▶ [PROBLEM TO SOLVE]: Pull out all lines from the listing below in which the word "Total" appears.
-- start --
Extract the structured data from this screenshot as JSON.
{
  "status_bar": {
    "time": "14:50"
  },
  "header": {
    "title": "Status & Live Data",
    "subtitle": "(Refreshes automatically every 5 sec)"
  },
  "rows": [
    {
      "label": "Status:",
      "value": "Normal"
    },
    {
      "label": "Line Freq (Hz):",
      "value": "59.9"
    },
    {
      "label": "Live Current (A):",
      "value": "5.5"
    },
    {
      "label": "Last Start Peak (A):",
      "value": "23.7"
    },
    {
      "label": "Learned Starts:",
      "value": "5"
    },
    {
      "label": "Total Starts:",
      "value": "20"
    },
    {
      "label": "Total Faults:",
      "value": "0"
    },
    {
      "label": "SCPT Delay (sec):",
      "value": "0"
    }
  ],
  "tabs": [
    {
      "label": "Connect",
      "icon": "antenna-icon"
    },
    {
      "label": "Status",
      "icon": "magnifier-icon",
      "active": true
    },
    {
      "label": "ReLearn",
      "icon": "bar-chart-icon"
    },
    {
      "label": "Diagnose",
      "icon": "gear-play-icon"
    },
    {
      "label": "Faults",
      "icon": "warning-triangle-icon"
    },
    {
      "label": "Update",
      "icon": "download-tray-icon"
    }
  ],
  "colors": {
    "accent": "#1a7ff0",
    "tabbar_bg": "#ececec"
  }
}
-- end --
▶ [FULL SOLUTION]:
      "label": "Total Starts:",
      "label": "Total Faults:",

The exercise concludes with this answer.